- Written instruction
Give the material again in full, matching it exactly.

--- start of Excerpted records ---

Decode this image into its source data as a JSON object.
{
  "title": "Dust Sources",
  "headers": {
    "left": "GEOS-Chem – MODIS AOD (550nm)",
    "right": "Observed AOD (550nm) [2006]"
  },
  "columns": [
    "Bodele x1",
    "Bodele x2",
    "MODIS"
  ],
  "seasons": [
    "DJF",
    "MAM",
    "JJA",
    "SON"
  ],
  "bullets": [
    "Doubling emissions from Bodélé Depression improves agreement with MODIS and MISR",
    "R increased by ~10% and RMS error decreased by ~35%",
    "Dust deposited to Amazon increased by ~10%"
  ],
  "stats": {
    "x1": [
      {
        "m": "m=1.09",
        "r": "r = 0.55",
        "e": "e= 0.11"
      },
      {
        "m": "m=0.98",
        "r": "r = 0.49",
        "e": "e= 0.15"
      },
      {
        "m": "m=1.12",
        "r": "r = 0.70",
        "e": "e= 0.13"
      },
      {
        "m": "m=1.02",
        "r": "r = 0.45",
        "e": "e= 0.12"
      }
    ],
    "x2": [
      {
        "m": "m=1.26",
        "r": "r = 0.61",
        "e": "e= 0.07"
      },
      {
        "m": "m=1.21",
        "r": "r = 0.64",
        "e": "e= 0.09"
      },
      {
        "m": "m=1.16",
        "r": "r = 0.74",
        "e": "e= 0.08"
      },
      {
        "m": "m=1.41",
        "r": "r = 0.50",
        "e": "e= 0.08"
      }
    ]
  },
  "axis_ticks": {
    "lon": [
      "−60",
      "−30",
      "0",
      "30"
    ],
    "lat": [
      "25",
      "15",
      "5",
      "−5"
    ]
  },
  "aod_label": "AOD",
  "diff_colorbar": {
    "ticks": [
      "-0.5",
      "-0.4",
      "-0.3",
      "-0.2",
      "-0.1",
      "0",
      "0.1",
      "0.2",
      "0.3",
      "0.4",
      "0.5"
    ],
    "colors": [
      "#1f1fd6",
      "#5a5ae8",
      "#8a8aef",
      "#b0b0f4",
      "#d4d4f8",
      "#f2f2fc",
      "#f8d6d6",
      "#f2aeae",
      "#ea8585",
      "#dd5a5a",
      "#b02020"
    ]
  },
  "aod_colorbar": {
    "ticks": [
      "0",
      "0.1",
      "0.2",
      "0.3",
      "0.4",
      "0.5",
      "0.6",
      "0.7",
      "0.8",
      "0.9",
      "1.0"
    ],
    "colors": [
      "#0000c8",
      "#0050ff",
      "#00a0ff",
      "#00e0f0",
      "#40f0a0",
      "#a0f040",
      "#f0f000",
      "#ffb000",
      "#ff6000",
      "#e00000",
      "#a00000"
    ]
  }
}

--- end of Excerpted records ---

- Response for this exercise
Decode this image into its source data as a JSON object.
{
  "title": "Dust Sources",
  "headers": {
    "left": "GEOS-Chem – MODIS AOD (550nm)",
    "right": "Observed AOD (550nm) [2006]"
  },
  "columns": [
    "Bodele x1",
    "Bodele x2",
    "MODIS"
  ],
  "seasons": [
    "DJF",
    "MAM",
    "JJA",
    "SON"
  ],
  "bullets": [
    "Doubling emissions from Bodélé Depression improves agreement with MODIS and MISR",
    "R increased by ~10% and RMS error decreased by ~35%",
    "Dust deposited to Amazon increased by ~10%"
  ],
  "stats": {
    "x1": [
      {
        "m": "m=1.09",
        "r": "r = 0.55",
        "e": "e= 0.11"
      },
      {
        "m": "m=0.98",
        "r": "r = 0.49",
        "e": "e= 0.15"
      },
      {
        "m": "m=1.12",
        "r": "r = 0.70",
        "e": "e= 0.13"
      },
      {
        "m": "m=1.02",
        "r": "r = 0.45",
        "e": "e= 0.12"
      }
    ],
    "x2": [
      {
        "m": "m=1.26",
        "r": "r = 0.61",
        "e": "e= 0.07"
      },
      {
        "m": "m=1.21",
        "r": "r = 0.64",
        "e": "e= 0.09"
      },
      {
        "m": "m=1.16",
        "r": "r = 0.74",
        "e": "e= 0.08"
      },
      {
        "m": "m=1.41",
        "r": "r = 0.50",
        "e": "e= 0.08"
      }
    ]
  },
  "axis_ticks": {
    "lon": [
      "−60",
      "−30",
      "0",
      "30"
    ],
    "lat": [
      "25",
      "15",
      "5",
      "−5"
    ]
  },
  "aod_label": "AOD",
  "diff_colorbar": {
    "ticks": [
      "-0.5",
      "-0.4",
      "-0.3",
      "-0.2",
      "-0.1",
      "0",
      "0.1",
      "0.2",
      "0.3",
      "0.4",
      "0.5"
    ],
    "colors": [
      "#1f1fd6",
      "#5a5ae8",
      "#8a8aef",
      "#b0b0f4",
      "#d4d4f8",
      "#f2f2fc",
      "#f8d6d6",
      "#f2aeae",
      "#ea8585",
      "#dd5a5a",
      "#b02020"
    ]
  },
  "aod_colorbar": {
    "ticks": [
      "0",
      "0.1",
      "0.2",
      "0.3",
      "0.4",
      "0.5",
      "0.6",
      "0.7",
      "0.8",
      "0.9",
      "1.0"
    ],
    "colors": [
      "#0000c8",
      "#0050ff",
      "#00a0ff",
      "#00e0f0",
      "#40f0a0",
      "#a0f040",
      "#f0f000",
      "#ffb000",
      "#ff6000",
      "#e00000",
      "#a00000"
    ]
  }
}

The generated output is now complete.